▸ **GIVEN INFORMATION**:
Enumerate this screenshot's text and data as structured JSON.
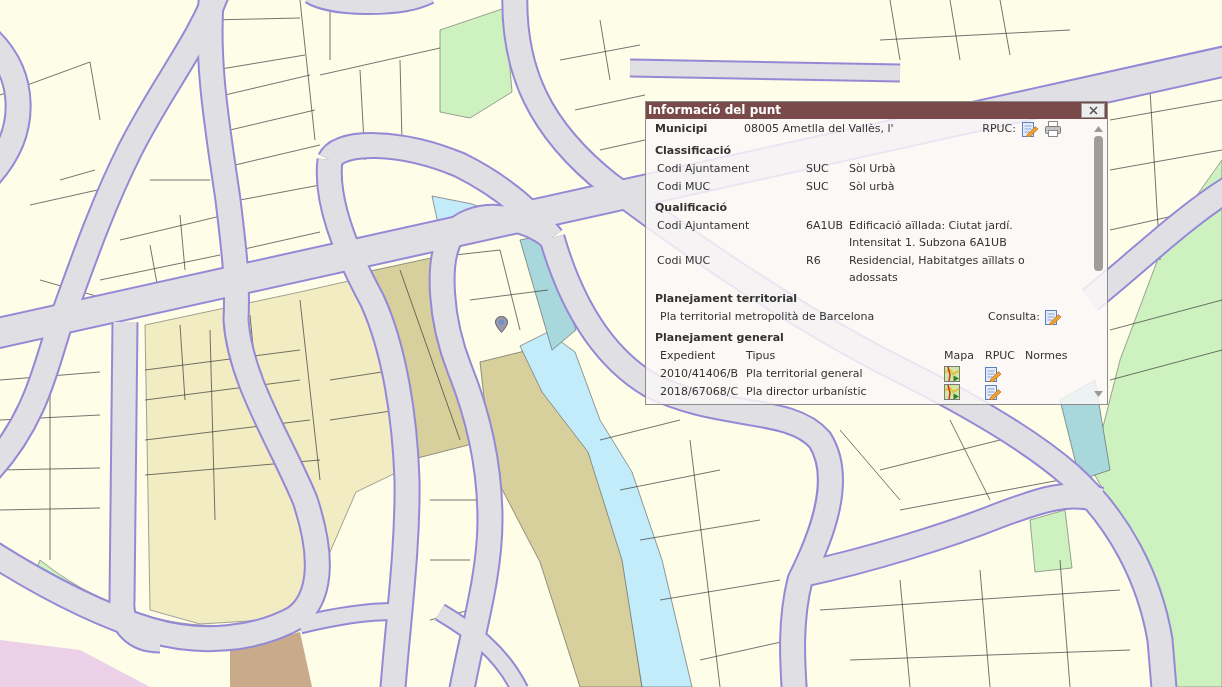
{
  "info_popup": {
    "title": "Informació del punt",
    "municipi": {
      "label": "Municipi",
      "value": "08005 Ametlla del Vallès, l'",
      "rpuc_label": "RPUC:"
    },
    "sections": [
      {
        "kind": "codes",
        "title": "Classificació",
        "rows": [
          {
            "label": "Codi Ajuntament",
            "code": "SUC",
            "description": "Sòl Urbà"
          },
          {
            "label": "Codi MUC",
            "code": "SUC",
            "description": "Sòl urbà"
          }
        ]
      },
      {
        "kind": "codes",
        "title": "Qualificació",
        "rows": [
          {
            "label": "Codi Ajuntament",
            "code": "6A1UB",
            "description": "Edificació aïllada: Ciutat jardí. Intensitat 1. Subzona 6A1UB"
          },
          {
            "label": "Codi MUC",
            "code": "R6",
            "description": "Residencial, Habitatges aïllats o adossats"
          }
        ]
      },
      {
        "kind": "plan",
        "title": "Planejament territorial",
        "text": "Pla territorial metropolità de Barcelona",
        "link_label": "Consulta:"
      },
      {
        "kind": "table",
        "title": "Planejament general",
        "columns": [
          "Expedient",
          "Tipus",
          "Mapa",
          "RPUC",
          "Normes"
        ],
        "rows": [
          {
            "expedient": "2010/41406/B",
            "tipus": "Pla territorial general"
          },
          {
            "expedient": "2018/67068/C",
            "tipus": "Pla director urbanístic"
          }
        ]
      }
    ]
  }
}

...

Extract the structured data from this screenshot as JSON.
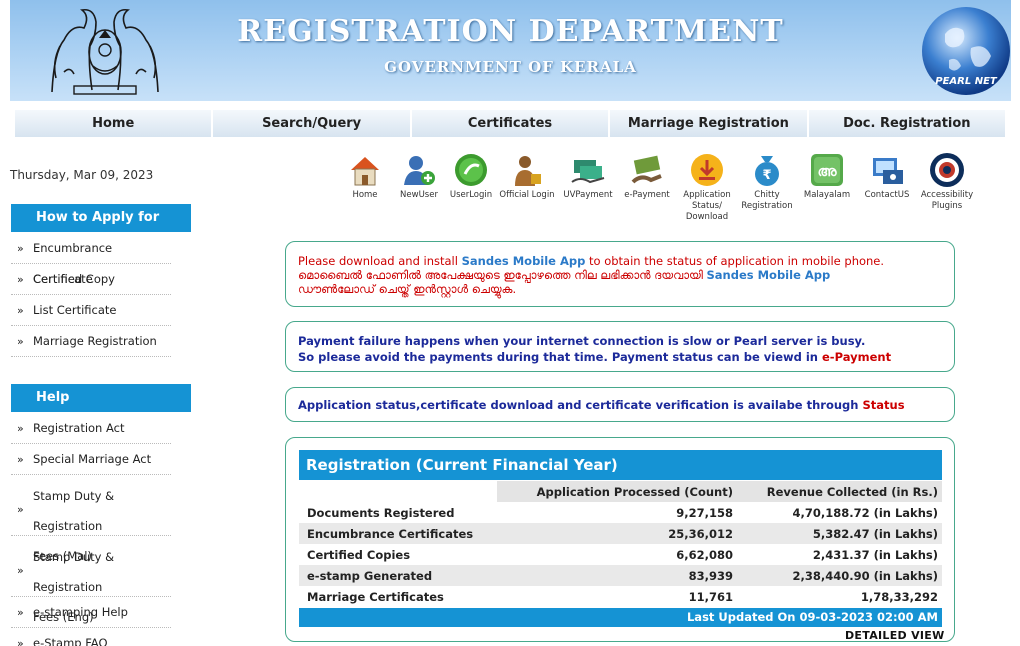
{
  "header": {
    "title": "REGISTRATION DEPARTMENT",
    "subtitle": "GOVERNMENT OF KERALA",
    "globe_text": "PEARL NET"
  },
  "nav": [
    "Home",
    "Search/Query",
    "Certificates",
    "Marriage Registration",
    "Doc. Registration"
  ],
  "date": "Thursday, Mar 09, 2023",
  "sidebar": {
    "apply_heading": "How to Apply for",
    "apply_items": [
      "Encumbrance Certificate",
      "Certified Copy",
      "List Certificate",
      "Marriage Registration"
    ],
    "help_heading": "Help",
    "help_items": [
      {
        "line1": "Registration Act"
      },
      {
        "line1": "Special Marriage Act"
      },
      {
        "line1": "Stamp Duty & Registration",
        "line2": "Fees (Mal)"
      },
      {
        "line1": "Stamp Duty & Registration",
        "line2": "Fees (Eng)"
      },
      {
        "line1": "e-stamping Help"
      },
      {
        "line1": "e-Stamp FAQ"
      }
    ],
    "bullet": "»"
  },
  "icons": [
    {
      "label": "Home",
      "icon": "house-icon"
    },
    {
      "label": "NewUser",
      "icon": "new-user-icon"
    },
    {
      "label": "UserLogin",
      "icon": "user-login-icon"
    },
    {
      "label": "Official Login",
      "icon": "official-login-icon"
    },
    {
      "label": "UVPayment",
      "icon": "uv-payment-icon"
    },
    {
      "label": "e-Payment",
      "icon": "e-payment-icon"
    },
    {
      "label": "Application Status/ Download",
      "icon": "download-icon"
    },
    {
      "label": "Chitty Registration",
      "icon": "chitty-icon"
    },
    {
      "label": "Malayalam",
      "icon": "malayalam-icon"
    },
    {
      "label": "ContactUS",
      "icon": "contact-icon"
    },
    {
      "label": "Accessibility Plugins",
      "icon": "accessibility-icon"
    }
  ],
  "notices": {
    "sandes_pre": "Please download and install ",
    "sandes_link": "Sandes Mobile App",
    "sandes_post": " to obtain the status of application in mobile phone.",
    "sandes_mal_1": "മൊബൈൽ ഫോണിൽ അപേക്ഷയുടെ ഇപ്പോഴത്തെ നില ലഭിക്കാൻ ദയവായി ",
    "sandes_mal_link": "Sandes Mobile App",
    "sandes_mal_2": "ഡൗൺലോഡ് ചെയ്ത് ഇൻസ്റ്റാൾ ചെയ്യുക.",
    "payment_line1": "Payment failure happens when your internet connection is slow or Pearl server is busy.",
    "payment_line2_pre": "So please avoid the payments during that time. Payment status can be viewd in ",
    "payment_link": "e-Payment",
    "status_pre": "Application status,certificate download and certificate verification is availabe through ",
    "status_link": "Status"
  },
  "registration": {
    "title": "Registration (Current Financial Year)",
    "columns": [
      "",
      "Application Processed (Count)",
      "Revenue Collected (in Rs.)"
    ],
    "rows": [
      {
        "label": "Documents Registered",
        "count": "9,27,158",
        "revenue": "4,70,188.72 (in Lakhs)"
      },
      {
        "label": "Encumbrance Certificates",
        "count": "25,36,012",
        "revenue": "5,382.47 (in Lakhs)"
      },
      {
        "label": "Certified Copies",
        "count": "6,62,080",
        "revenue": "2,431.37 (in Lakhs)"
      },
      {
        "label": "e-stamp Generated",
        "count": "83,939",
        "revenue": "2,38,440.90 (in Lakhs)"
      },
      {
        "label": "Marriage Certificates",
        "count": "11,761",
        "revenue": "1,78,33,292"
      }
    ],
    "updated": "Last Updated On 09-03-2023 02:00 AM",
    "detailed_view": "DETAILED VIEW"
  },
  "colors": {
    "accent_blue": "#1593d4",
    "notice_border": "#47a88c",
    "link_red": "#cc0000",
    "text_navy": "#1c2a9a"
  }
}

▸ **EXERCISE**:
Check each line of the records above for the string "Certificates", and report every line that has it.

▸ **THE SOLUTION**:
    "Certificates",
        "label": "Encumbrance Certificates",
        "label": "Marriage Certificates",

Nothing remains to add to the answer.